**Exercise prompt**
Identify the lines that contain the string "words" and copy all of them.

Dataset entries
=-=-=

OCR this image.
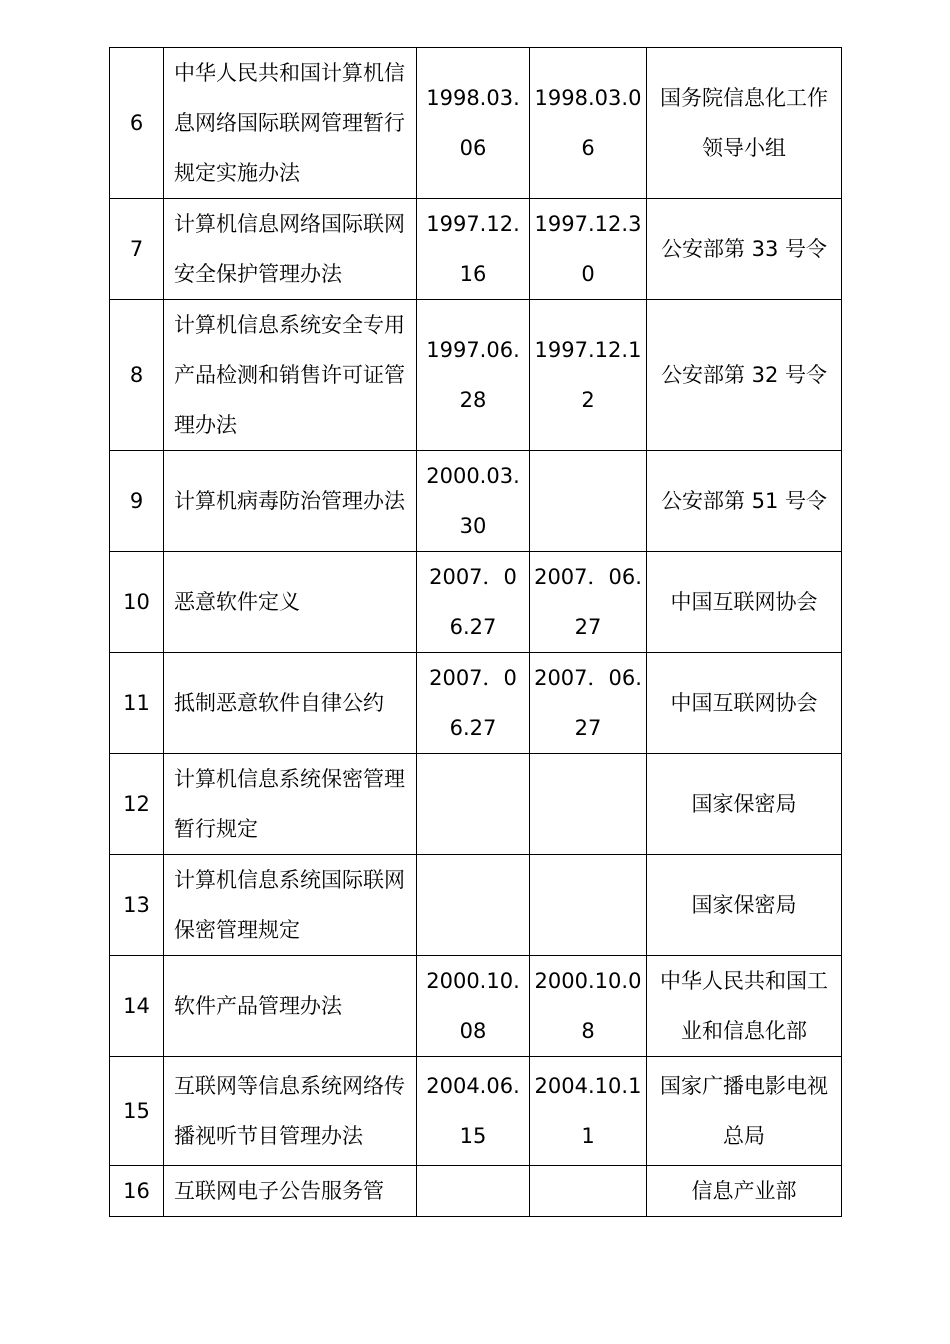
6	中华人民共和国计算机信息网络国际联网管理暂行规定实施办法	1998.03.06	1998.03.06	国务院信息化工作领导小组
7	计算机信息网络国际联网安全保护管理办法	1997.12.16	1997.12.30	公安部第 33 号令
8	计算机信息系统安全专用产品检测和销售许可证管理办法	1997.06.28	1997.12.12	公安部第 32 号令
9	计算机病毒防治管理办法	2000.03.30		公安部第 51 号令
10	恶意软件定义	2007．06.27	2007．06.27	中国互联网协会
11	抵制恶意软件自律公约	2007．06.27	2007．06.27	中国互联网协会
12	计算机信息系统保密管理暂行规定			国家保密局
13	计算机信息系统国际联网保密管理规定			国家保密局
14	软件产品管理办法	2000.10.08	2000.10.08	中华人民共和国工业和信息化部
15	互联网等信息系统网络传播视听节目管理办法	2004.06.15	2004.10.11	国家广播电影电视总局
16	互联网电子公告服务管			信息产业部
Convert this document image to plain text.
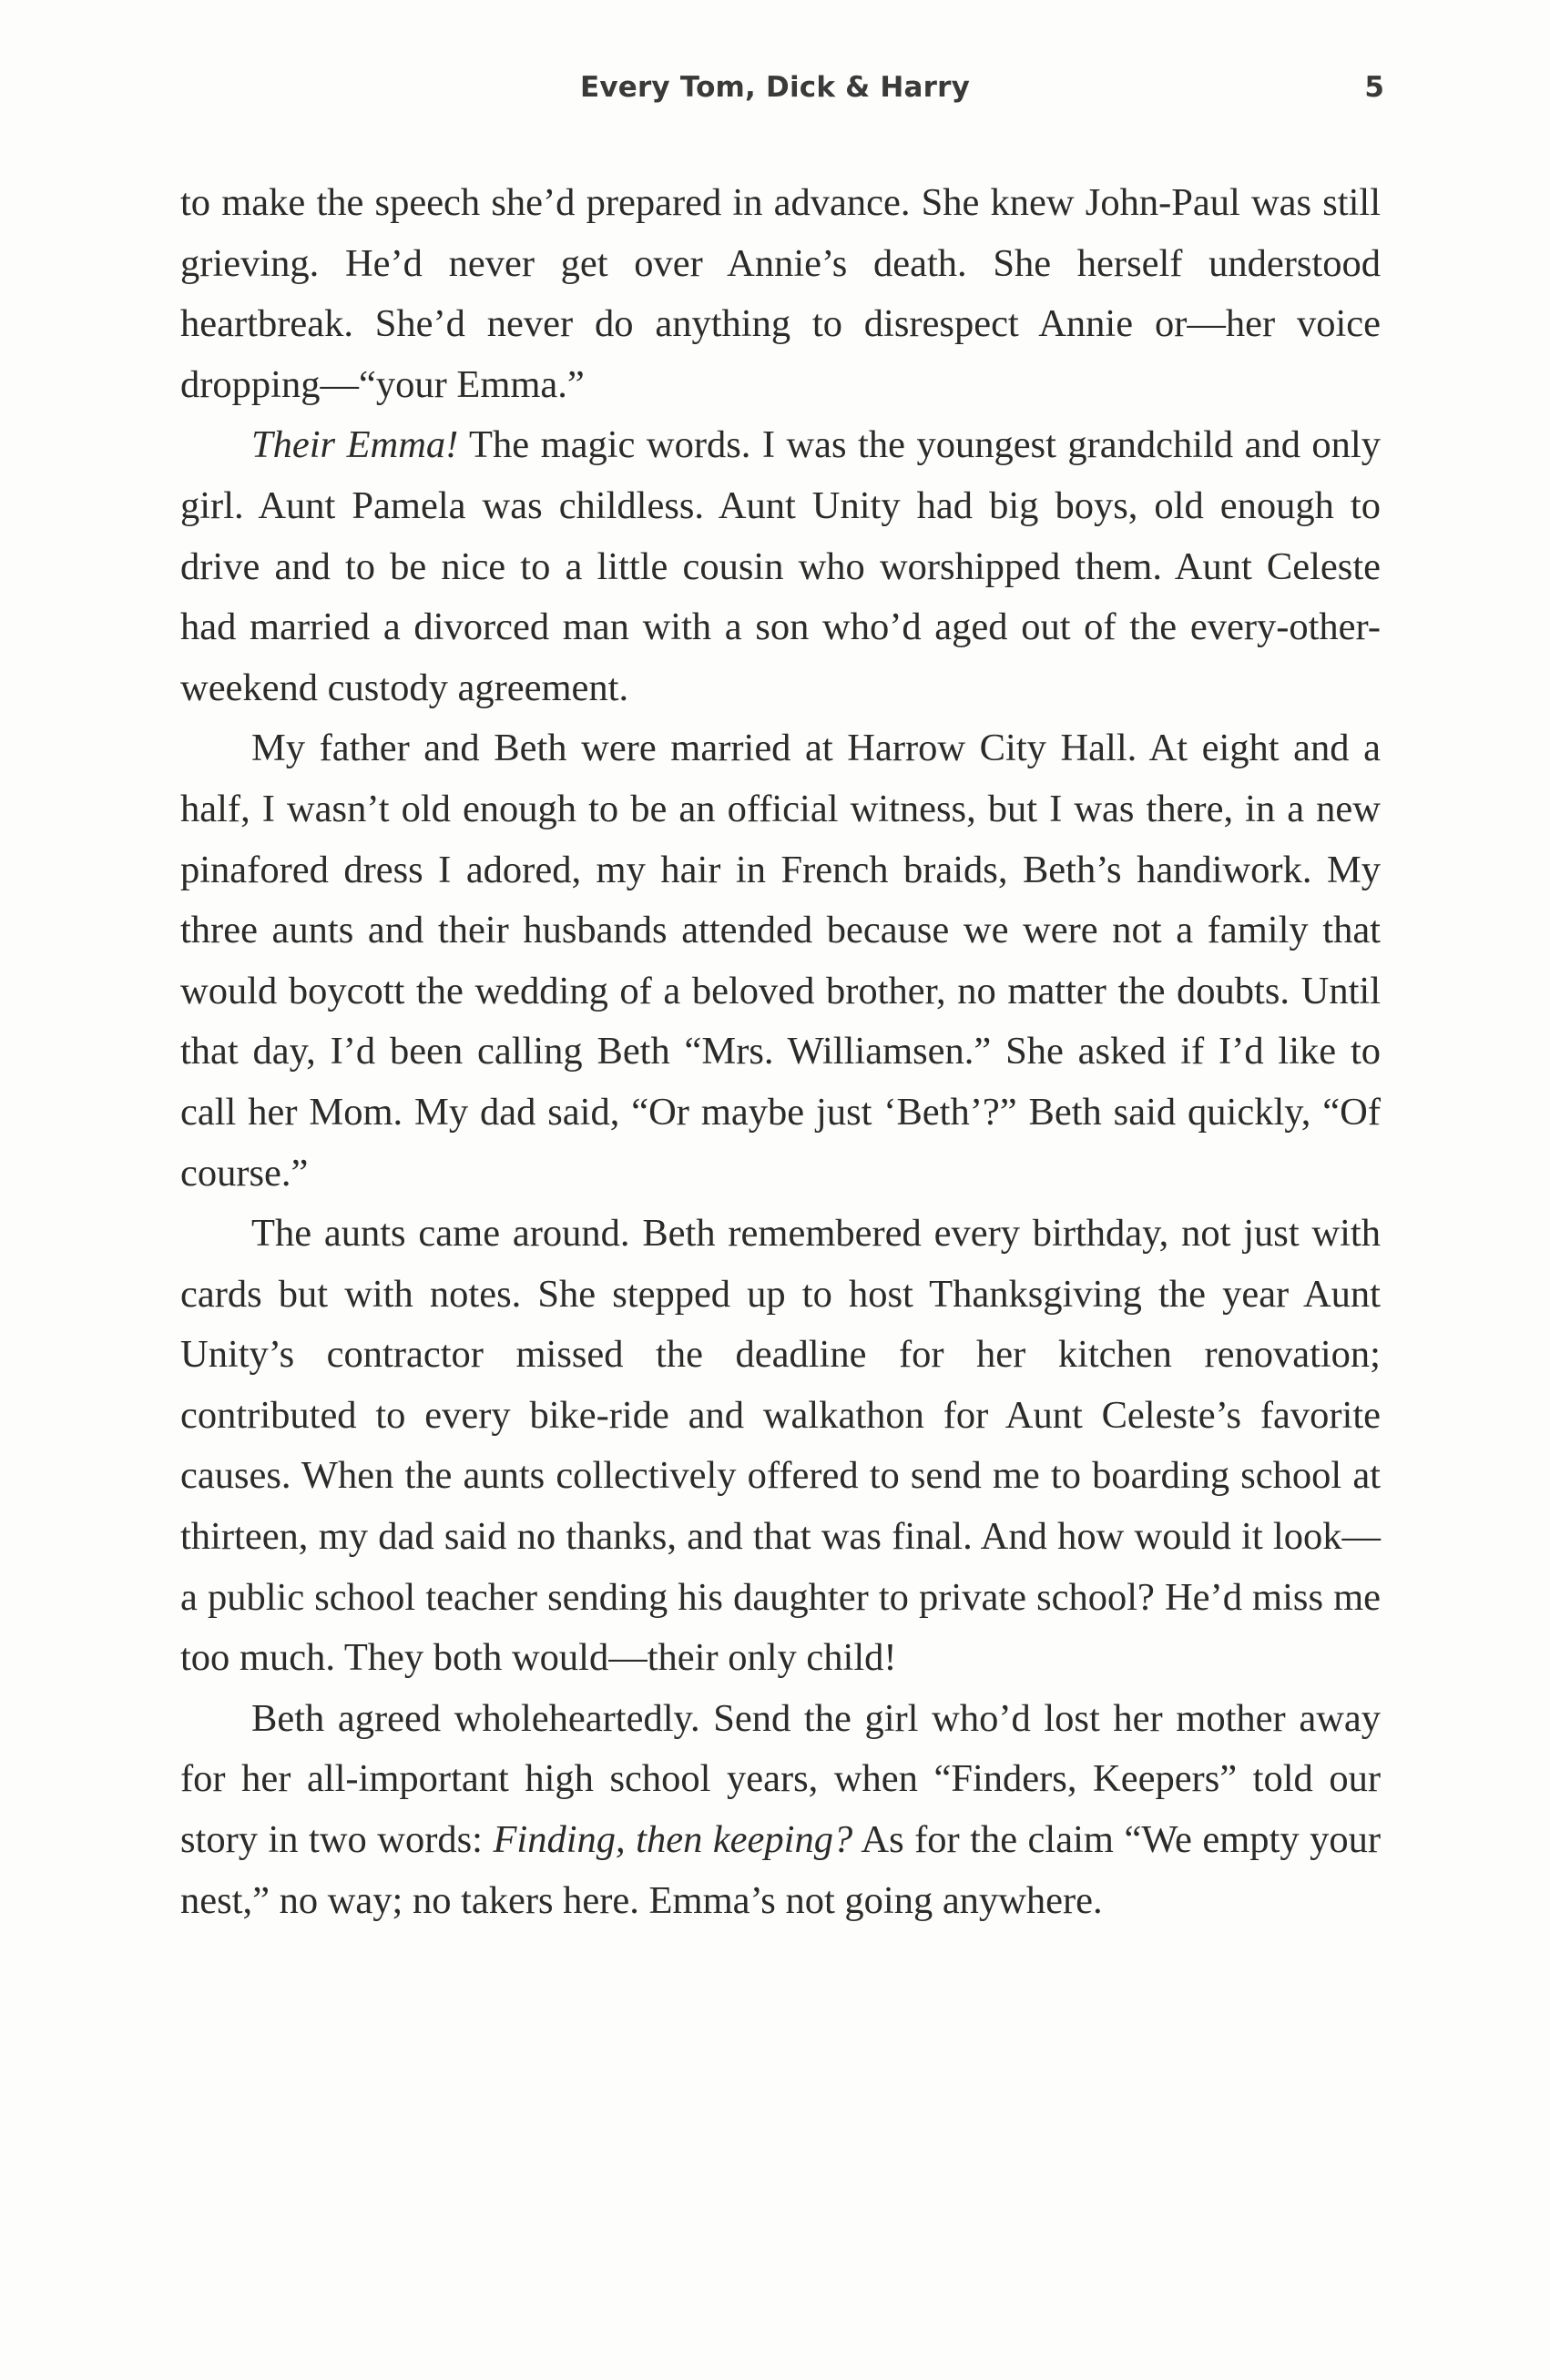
Every Tom, Dick & Harry	5

to make the speech she’d prepared in advance. She knew John-Paul was still grieving. He’d never get over Annie’s death. She herself understood heartbreak. She’d never do anything to disrespect Annie or—her voice dropping—“your Emma.”

Their Emma! The magic words. I was the youngest grandchild and only girl. Aunt Pamela was childless. Aunt Unity had big boys, old enough to drive and to be nice to a little cousin who worshipped them. Aunt Celeste had married a divorced man with a son who’d aged out of the every-other-weekend custody agreement.

My father and Beth were married at Harrow City Hall. At eight and a half, I wasn’t old enough to be an official witness, but I was there, in a new pinafored dress I adored, my hair in French braids, Beth’s handiwork. My three aunts and their husbands attended because we were not a family that would boycott the wedding of a beloved brother, no matter the doubts. Until that day, I’d been calling Beth “Mrs. Williamsen.” She asked if I’d like to call her Mom. My dad said, “Or maybe just ‘Beth’?” Beth said quickly, “Of course.”

The aunts came around. Beth remembered every birthday, not just with cards but with notes. She stepped up to host Thanksgiving the year Aunt Unity’s contractor missed the deadline for her kitchen renovation; contributed to every bike-ride and walkathon for Aunt Celeste’s favorite causes. When the aunts collectively offered to send me to boarding school at thirteen, my dad said no thanks, and that was final. And how would it look—a public school teacher sending his daughter to private school? He’d miss me too much. They both would—their only child!

Beth agreed wholeheartedly. Send the girl who’d lost her mother away for her all-important high school years, when “Finders, Keepers” told our story in two words: Finding, then keeping? As for the claim “We empty your nest,” no way; no takers here. Emma’s not going anywhere.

=-=-=

**Answer to this exercise**
Their Emma! The magic words. I was the youngest grandchild and only girl. Aunt Pamela was childless. Aunt Unity had big boys, old enough to drive and to be nice to a little cousin who worshipped them. Aunt Celeste had married a divorced man with a son who’d aged out of the every-other-weekend custody agreement.
Beth agreed wholeheartedly. Send the girl who’d lost her mother away for her all-important high school years, when “Finders, Keepers” told our story in two words: Finding, then keeping? As for the claim “We empty your nest,” no way; no takers here. Emma’s not going anywhere.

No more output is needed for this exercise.